**Your goal**.
Look for "from" in the listing below. Gather each line that contains it.

**Material for this task**.
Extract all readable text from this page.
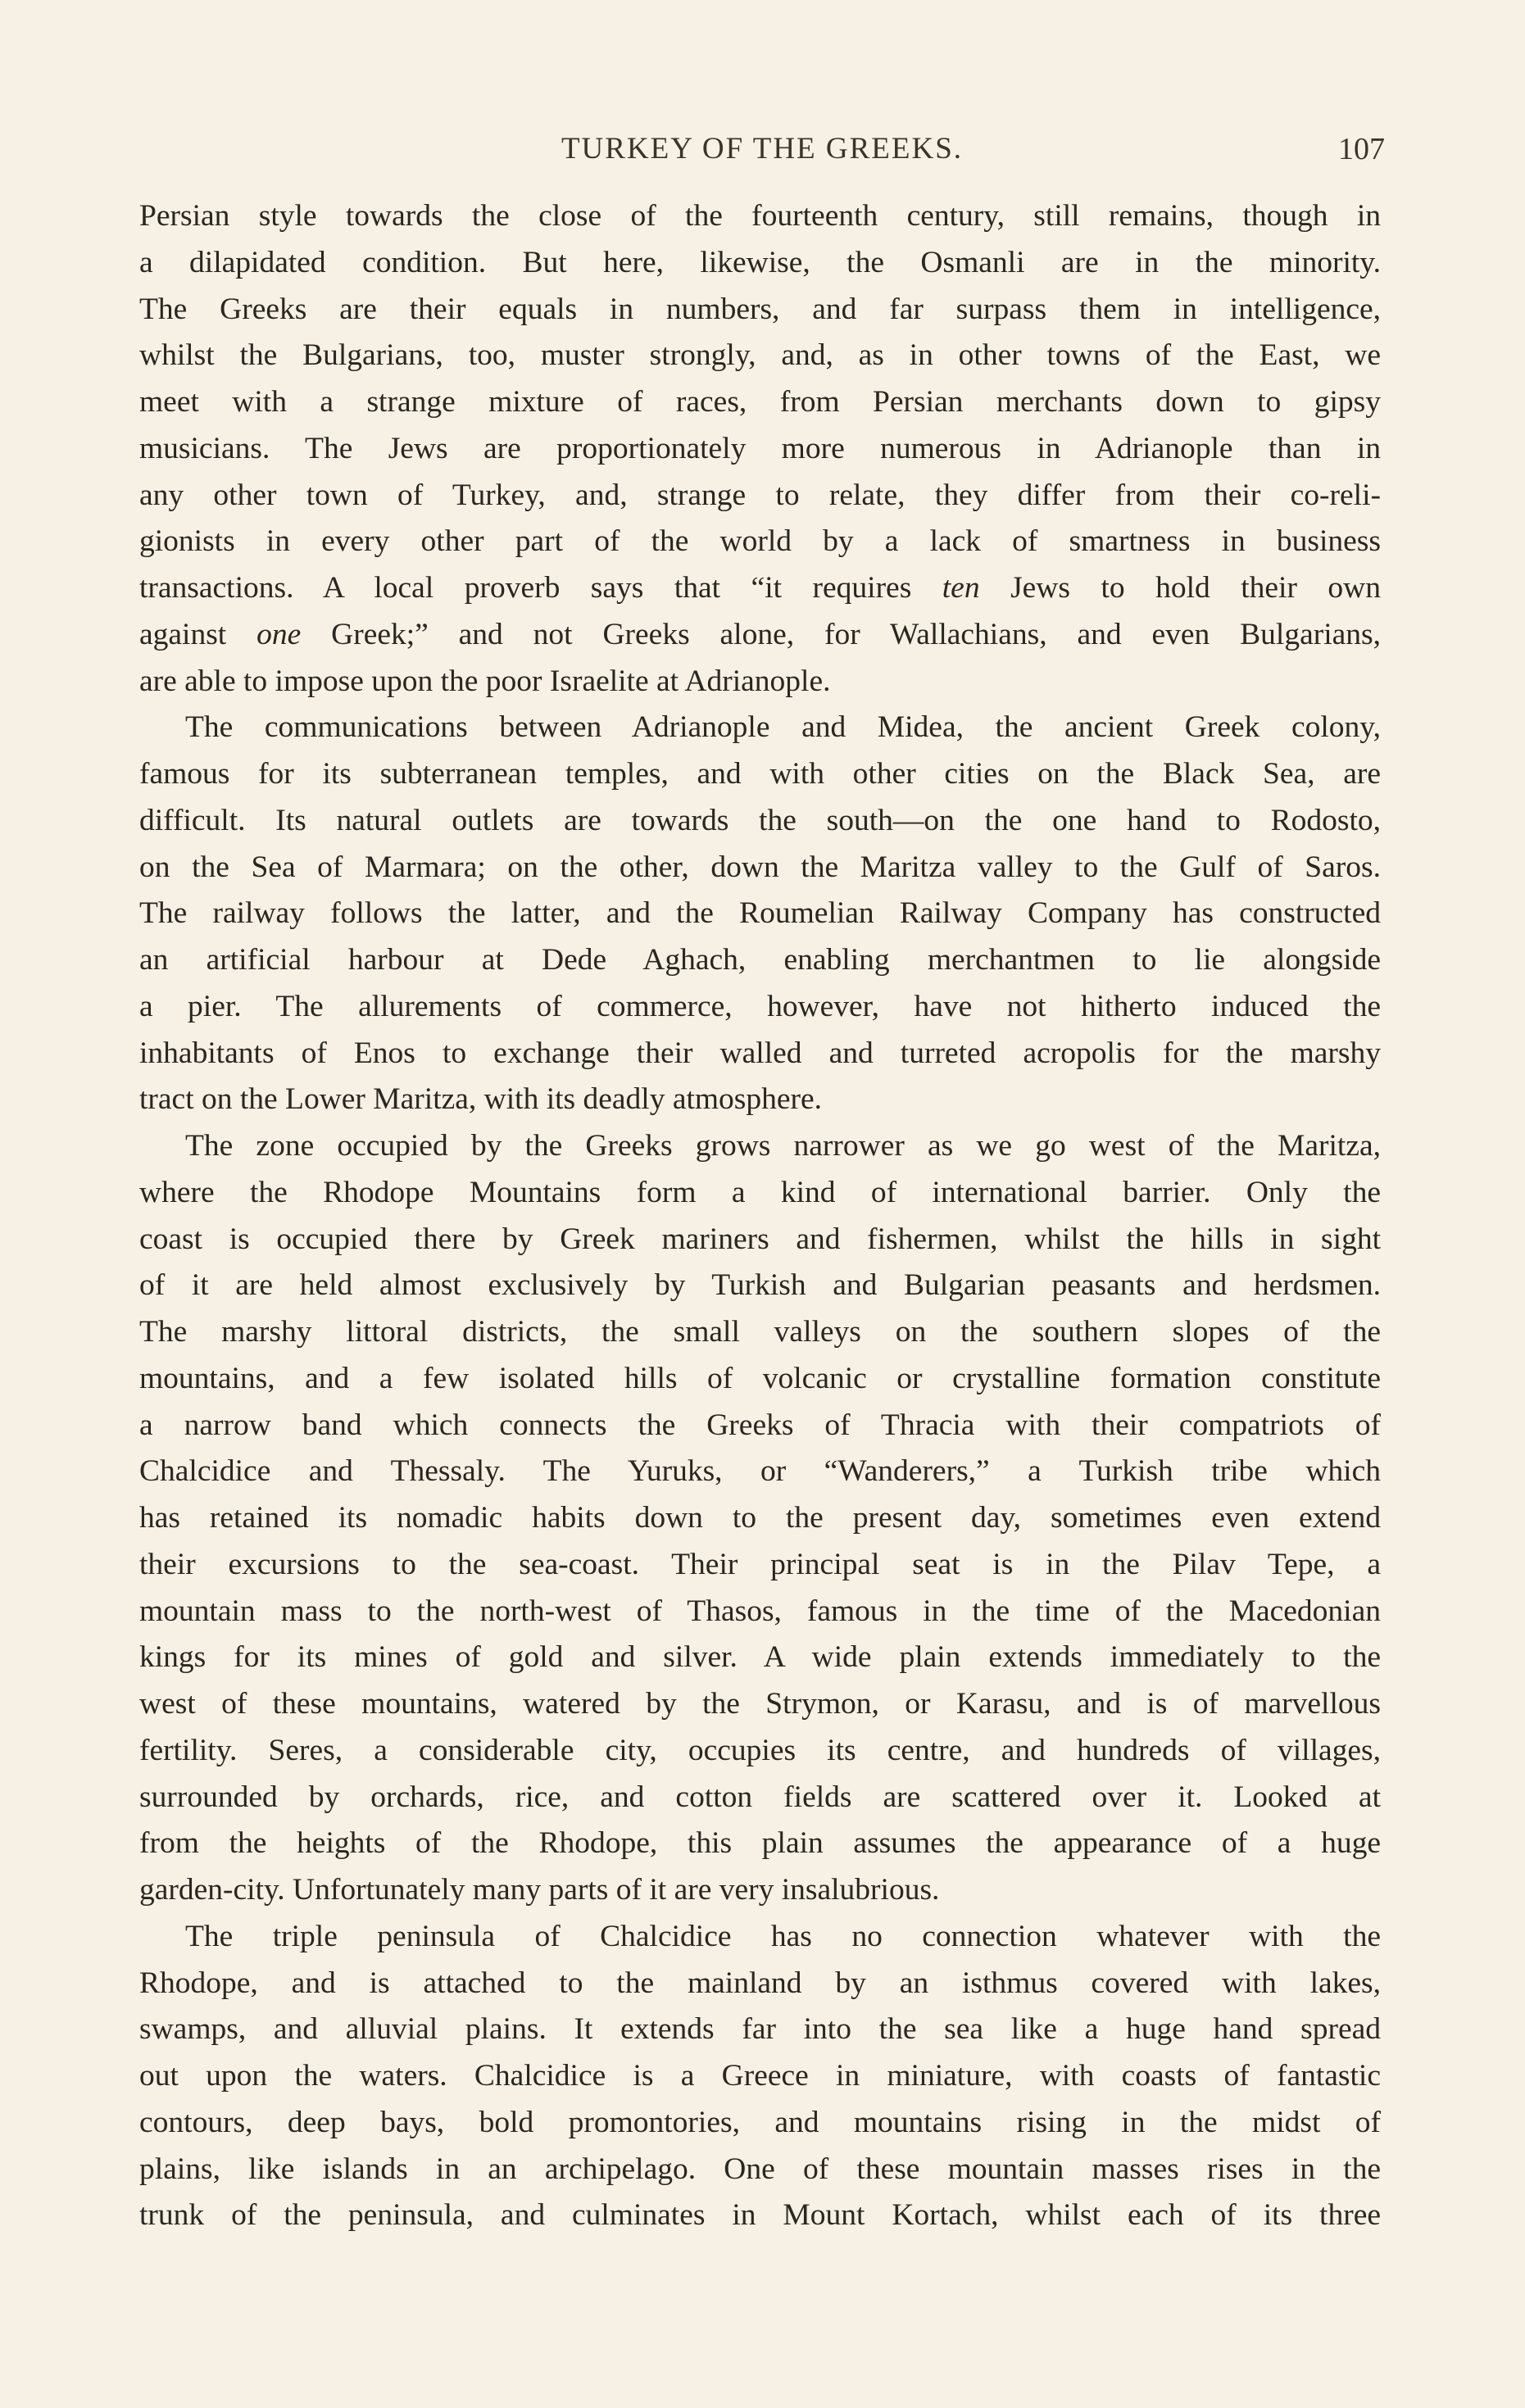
TURKEY OF THE GREEKS.	107
Persian style towards the close of the fourteenth century, still remains, though in
a dilapidated condition. But here, likewise, the Osmanli are in the minority.
The Greeks are their equals in numbers, and far surpass them in intelligence,
whilst the Bulgarians, too, muster strongly, and, as in other towns of the East, we
meet with a strange mixture of races, from Persian merchants down to gipsy
musicians. The Jews are proportionately more numerous in Adrianople than in
any other town of Turkey, and, strange to relate, they differ from their co-reli-
gionists in every other part of the world by a lack of smartness in business
transactions. A local proverb says that “it requires ten Jews to hold their own
against one Greek;” and not Greeks alone, for Wallachians, and even Bulgarians,
are able to impose upon the poor Israelite at Adrianople.
The communications between Adrianople and Midea, the ancient Greek colony,
famous for its subterranean temples, and with other cities on the Black Sea, are
difficult. Its natural outlets are towards the south—on the one hand to Rodosto,
on the Sea of Marmara; on the other, down the Maritza valley to the Gulf of Saros.
The railway follows the latter, and the Roumelian Railway Company has constructed
an artificial harbour at Dede Aghach, enabling merchantmen to lie alongside
a pier. The allurements of commerce, however, have not hitherto induced the
inhabitants of Enos to exchange their walled and turreted acropolis for the marshy
tract on the Lower Maritza, with its deadly atmosphere.
The zone occupied by the Greeks grows narrower as we go west of the Maritza,
where the Rhodope Mountains form a kind of international barrier. Only the
coast is occupied there by Greek mariners and fishermen, whilst the hills in sight
of it are held almost exclusively by Turkish and Bulgarian peasants and herdsmen.
The marshy littoral districts, the small valleys on the southern slopes of the
mountains, and a few isolated hills of volcanic or crystalline formation constitute
a narrow band which connects the Greeks of Thracia with their compatriots of
Chalcidice and Thessaly. The Yuruks, or “Wanderers,” a Turkish tribe which
has retained its nomadic habits down to the present day, sometimes even extend
their excursions to the sea-coast. Their principal seat is in the Pilav Tepe, a
mountain mass to the north-west of Thasos, famous in the time of the Macedonian
kings for its mines of gold and silver. A wide plain extends immediately to the
west of these mountains, watered by the Strymon, or Karasu, and is of marvellous
fertility. Seres, a considerable city, occupies its centre, and hundreds of villages,
surrounded by orchards, rice, and cotton fields are scattered over it. Looked at
from the heights of the Rhodope, this plain assumes the appearance of a huge
garden-city. Unfortunately many parts of it are very insalubrious.
The triple peninsula of Chalcidice has no connection whatever with the
Rhodope, and is attached to the mainland by an isthmus covered with lakes,
swamps, and alluvial plains. It extends far into the sea like a huge hand spread
out upon the waters. Chalcidice is a Greece in miniature, with coasts of fantastic
contours, deep bays, bold promontories, and mountains rising in the midst of
plains, like islands in an archipelago. One of these mountain masses rises in the
trunk of the peninsula, and culminates in Mount Kortach, whilst each of its three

**Final result**.
Extract all readable text from this page.
meet with a strange mixture of races, from Persian merchants down to gipsy
any other town of Turkey, and, strange to relate, they differ from their co-reli-
from the heights of the Rhodope, this plain assumes the appearance of a huge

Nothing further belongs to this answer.